[Objective]:
Pictures stay out of the copy; restate everything else in the material exactly.

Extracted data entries
☆ ☆ ☆

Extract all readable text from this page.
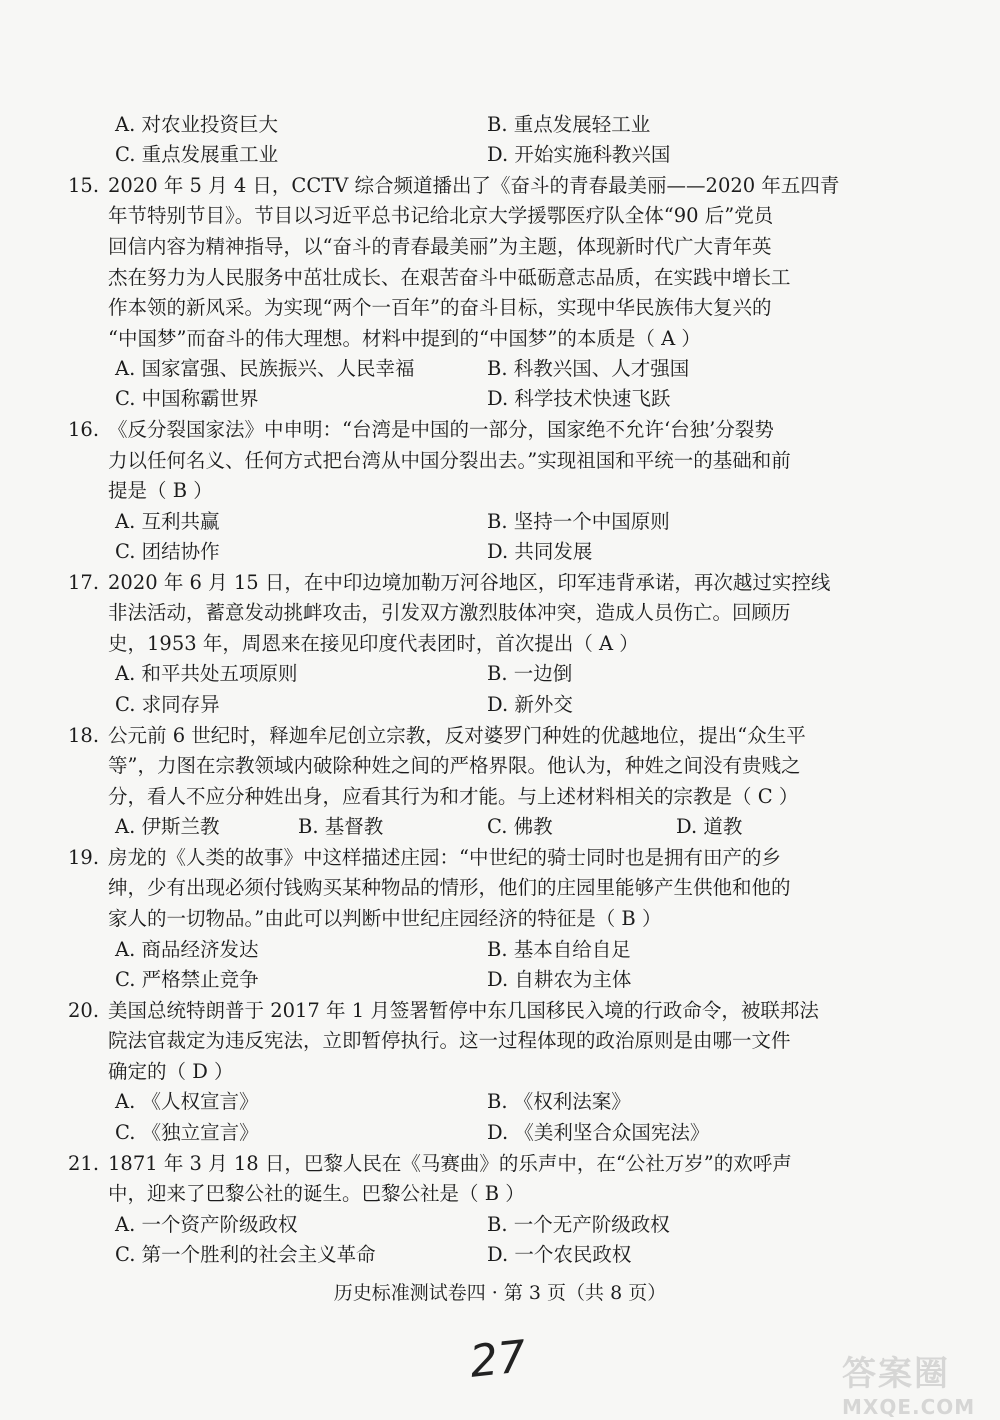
A. 对农业投资巨大	B. 重点发展轻工业
C. 重点发展重工业	D. 开始实施科教兴国
15. 2020 年 5 月 4 日，CCTV 综合频道播出了《奋斗的青春最美丽——2020 年五四青
年节特别节目》。节目以习近平总书记给北京大学援鄂医疗队全体“90 后”党员
回信内容为精神指导，以“奋斗的青春最美丽”为主题，体现新时代广大青年英
杰在努力为人民服务中茁壮成长、在艰苦奋斗中砥砺意志品质，在实践中增长工
作本领的新风采。为实现“两个一百年”的奋斗目标，实现中华民族伟大复兴的
“中国梦”而奋斗的伟大理想。材料中提到的“中国梦”的本质是（ A ）
A. 国家富强、民族振兴、人民幸福	B. 科教兴国、人才强国
C. 中国称霸世界	D. 科学技术快速飞跃
16. 《反分裂国家法》中申明：“台湾是中国的一部分，国家绝不允许‘台独’分裂势
力以任何名义、任何方式把台湾从中国分裂出去。”实现祖国和平统一的基础和前
提是（ B ）
A. 互利共赢	B. 坚持一个中国原则
C. 团结协作	D. 共同发展
17. 2020 年 6 月 15 日，在中印边境加勒万河谷地区，印军违背承诺，再次越过实控线
非法活动，蓄意发动挑衅攻击，引发双方激烈肢体冲突，造成人员伤亡。回顾历
史，1953 年，周恩来在接见印度代表团时，首次提出（ A ）
A. 和平共处五项原则	B. 一边倒
C. 求同存异	D. 新外交
18. 公元前 6 世纪时，释迦牟尼创立宗教，反对婆罗门种姓的优越地位，提出“众生平
等”，力图在宗教领域内破除种姓之间的严格界限。他认为，种姓之间没有贵贱之
分，看人不应分种姓出身，应看其行为和才能。与上述材料相关的宗教是（ C ）
A. 伊斯兰教	B. 基督教	C. 佛教	D. 道教
19. 房龙的《人类的故事》中这样描述庄园：“中世纪的骑士同时也是拥有田产的乡
绅，少有出现必须付钱购买某种物品的情形，他们的庄园里能够产生供他和他的
家人的一切物品。”由此可以判断中世纪庄园经济的特征是（ B ）
A. 商品经济发达	B. 基本自给自足
C. 严格禁止竞争	D. 自耕农为主体
20. 美国总统特朗普于 2017 年 1 月签署暂停中东几国移民入境的行政命令，被联邦法
院法官裁定为违反宪法，立即暂停执行。这一过程体现的政治原则是由哪一文件
确定的（ D ）
A. 《人权宣言》	B. 《权利法案》
C. 《独立宣言》	D. 《美利坚合众国宪法》
21. 1871 年 3 月 18 日，巴黎人民在《马赛曲》的乐声中，在“公社万岁”的欢呼声
中，迎来了巴黎公社的诞生。巴黎公社是（ B ）
A. 一个资产阶级政权	B. 一个无产阶级政权
C. 第一个胜利的社会主义革命	D. 一个农民政权
历史标准测试卷四 · 第 3 页（共 8 页）
27	答案圈
MXQE.COM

☆ ☆ ☆

[Solved exercise]:
Extract all readable text from this page.
A. 对农业投资巨大	B. 重点发展轻工业
C. 重点发展重工业	D. 开始实施科教兴国
15. 2020 年 5 月 4 日，CCTV 综合频道播出了《奋斗的青春最美丽——2020 年五四青
年节特别节目》。节目以习近平总书记给北京大学援鄂医疗队全体“90 后”党员
回信内容为精神指导，以“奋斗的青春最美丽”为主题，体现新时代广大青年英
杰在努力为人民服务中茁壮成长、在艰苦奋斗中砥砺意志品质，在实践中增长工
作本领的新风采。为实现“两个一百年”的奋斗目标，实现中华民族伟大复兴的
“中国梦”而奋斗的伟大理想。材料中提到的“中国梦”的本质是（ A ）
A. 国家富强、民族振兴、人民幸福	B. 科教兴国、人才强国
C. 中国称霸世界	D. 科学技术快速飞跃
16. 《反分裂国家法》中申明：“台湾是中国的一部分，国家绝不允许‘台独’分裂势
力以任何名义、任何方式把台湾从中国分裂出去。”实现祖国和平统一的基础和前
提是（ B ）
A. 互利共赢	B. 坚持一个中国原则
C. 团结协作	D. 共同发展
17. 2020 年 6 月 15 日，在中印边境加勒万河谷地区，印军违背承诺，再次越过实控线
非法活动，蓄意发动挑衅攻击，引发双方激烈肢体冲突，造成人员伤亡。回顾历
史，1953 年，周恩来在接见印度代表团时，首次提出（ A ）
A. 和平共处五项原则	B. 一边倒
C. 求同存异	D. 新外交
18. 公元前 6 世纪时，释迦牟尼创立宗教，反对婆罗门种姓的优越地位，提出“众生平
等”，力图在宗教领域内破除种姓之间的严格界限。他认为，种姓之间没有贵贱之
分，看人不应分种姓出身，应看其行为和才能。与上述材料相关的宗教是（ C ）
A. 伊斯兰教	B. 基督教	C. 佛教	D. 道教
19. 房龙的《人类的故事》中这样描述庄园：“中世纪的骑士同时也是拥有田产的乡
绅，少有出现必须付钱购买某种物品的情形，他们的庄园里能够产生供他和他的
家人的一切物品。”由此可以判断中世纪庄园经济的特征是（ B ）
A. 商品经济发达	B. 基本自给自足
C. 严格禁止竞争	D. 自耕农为主体
20. 美国总统特朗普于 2017 年 1 月签署暂停中东几国移民入境的行政命令，被联邦法
院法官裁定为违反宪法，立即暂停执行。这一过程体现的政治原则是由哪一文件
确定的（ D ）
A. 《人权宣言》	B. 《权利法案》
C. 《独立宣言》	D. 《美利坚合众国宪法》
21. 1871 年 3 月 18 日，巴黎人民在《马赛曲》的乐声中，在“公社万岁”的欢呼声
中，迎来了巴黎公社的诞生。巴黎公社是（ B ）
A. 一个资产阶级政权	B. 一个无产阶级政权
C. 第一个胜利的社会主义革命	D. 一个农民政权
历史标准测试卷四 · 第 3 页（共 8 页）
27	答案圈
MXQE.COM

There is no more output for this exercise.